* [Problem]:
Each entry below should be returned exactly as is, with the pictures removed.

* [Records to process]:

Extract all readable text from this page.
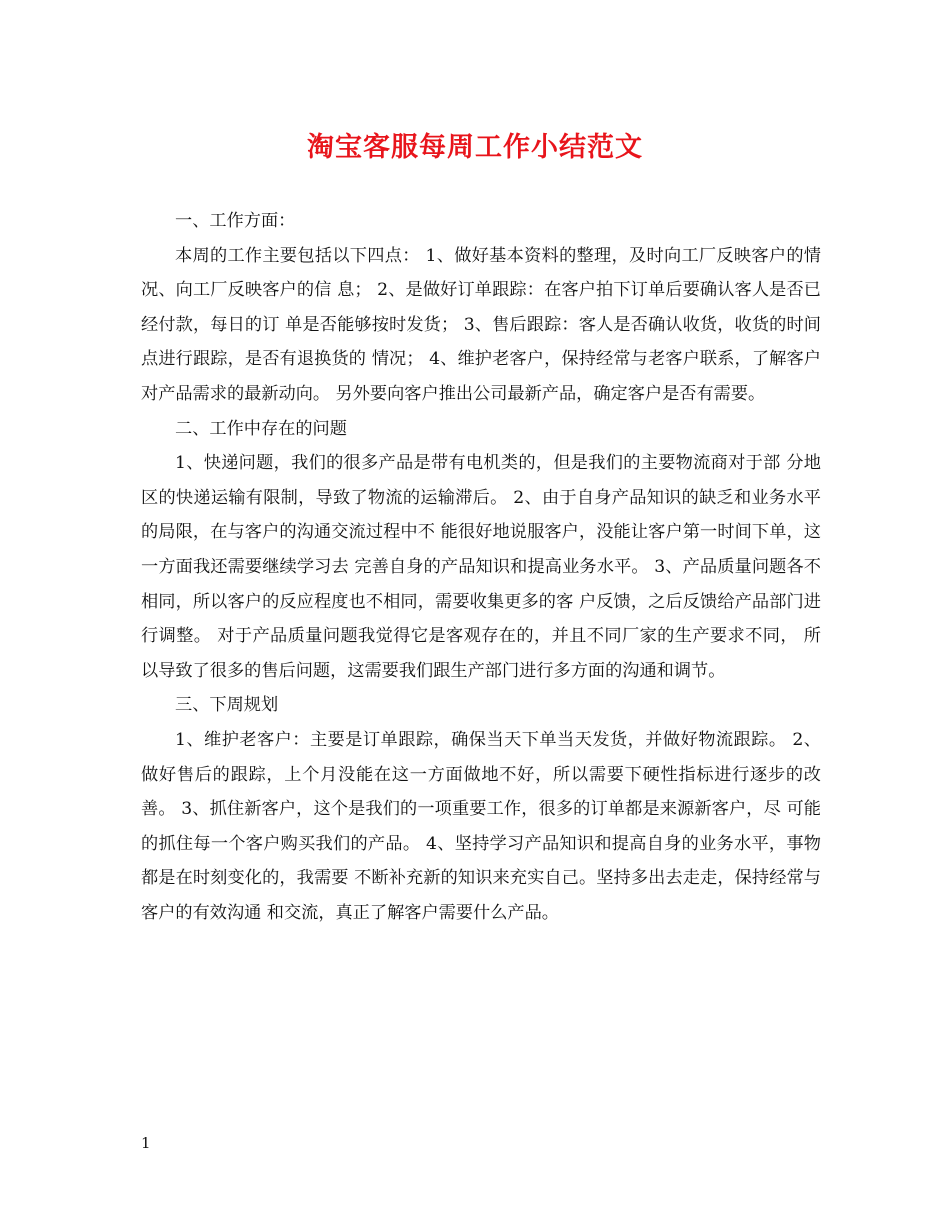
淘宝客服每周工作小结范文

一、工作方面：

本周的工作主要包括以下四点： 1、做好基本资料的整理，及时向工厂反映客户的情况、向工厂反映客户的信 息； 2、是做好订单跟踪：在客户拍下订单后要确认客人是否已经付款，每日的订 单是否能够按时发货； 3、售后跟踪：客人是否确认收货，收货的时间点进行跟踪，是否有退换货的 情况； 4、维护老客户，保持经常与老客户联系，了解客户对产品需求的最新动向。 另外要向客户推出公司最新产品，确定客户是否有需要。

二、工作中存在的问题

1、快递问题，我们的很多产品是带有电机类的，但是我们的主要物流商对于部 分地区的快递运输有限制，导致了物流的运输滞后。 2、由于自身产品知识的缺乏和业务水平的局限，在与客户的沟通交流过程中不 能很好地说服客户，没能让客户第一时间下单，这一方面我还需要继续学习去 完善自身的产品知识和提高业务水平。 3、产品质量问题各不相同，所以客户的反应程度也不相同，需要收集更多的客 户反馈，之后反馈给产品部门进行调整。 对于产品质量问题我觉得它是客观存在的，并且不同厂家的生产要求不同， 所以导致了很多的售后问题，这需要我们跟生产部门进行多方面的沟通和调节。

三、下周规划

1、维护老客户：主要是订单跟踪，确保当天下单当天发货，并做好物流跟踪。 2、做好售后的跟踪，上个月没能在这一方面做地不好，所以需要下硬性指标进行逐步的改善。 3、抓住新客户，这个是我们的一项重要工作，很多的订单都是来源新客户，尽 可能的抓住每一个客户购买我们的产品。 4、坚持学习产品知识和提高自身的业务水平，事物都是在时刻变化的，我需要 不断补充新的知识来充实自己。坚持多出去走走，保持经常与客户的有效沟通 和交流，真正了解客户需要什么产品。

1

* [Finished answer]:
Extract all readable text from this page.
淘宝客服每周工作小结范文

一、工作方面：

本周的工作主要包括以下四点： 1、做好基本资料的整理，及时向工厂反映客户的情况、向工厂反映客户的信 息； 2、是做好订单跟踪：在客户拍下订单后要确认客人是否已经付款，每日的订 单是否能够按时发货； 3、售后跟踪：客人是否确认收货，收货的时间点进行跟踪，是否有退换货的 情况； 4、维护老客户，保持经常与老客户联系，了解客户对产品需求的最新动向。 另外要向客户推出公司最新产品，确定客户是否有需要。

二、工作中存在的问题

1、快递问题，我们的很多产品是带有电机类的，但是我们的主要物流商对于部 分地区的快递运输有限制，导致了物流的运输滞后。 2、由于自身产品知识的缺乏和业务水平的局限，在与客户的沟通交流过程中不 能很好地说服客户，没能让客户第一时间下单，这一方面我还需要继续学习去 完善自身的产品知识和提高业务水平。 3、产品质量问题各不相同，所以客户的反应程度也不相同，需要收集更多的客 户反馈，之后反馈给产品部门进行调整。 对于产品质量问题我觉得它是客观存在的，并且不同厂家的生产要求不同， 所以导致了很多的售后问题，这需要我们跟生产部门进行多方面的沟通和调节。

三、下周规划

1、维护老客户：主要是订单跟踪，确保当天下单当天发货，并做好物流跟踪。 2、做好售后的跟踪，上个月没能在这一方面做地不好，所以需要下硬性指标进行逐步的改善。 3、抓住新客户，这个是我们的一项重要工作，很多的订单都是来源新客户，尽 可能的抓住每一个客户购买我们的产品。 4、坚持学习产品知识和提高自身的业务水平，事物都是在时刻变化的，我需要 不断补充新的知识来充实自己。坚持多出去走走，保持经常与客户的有效沟通 和交流，真正了解客户需要什么产品。

1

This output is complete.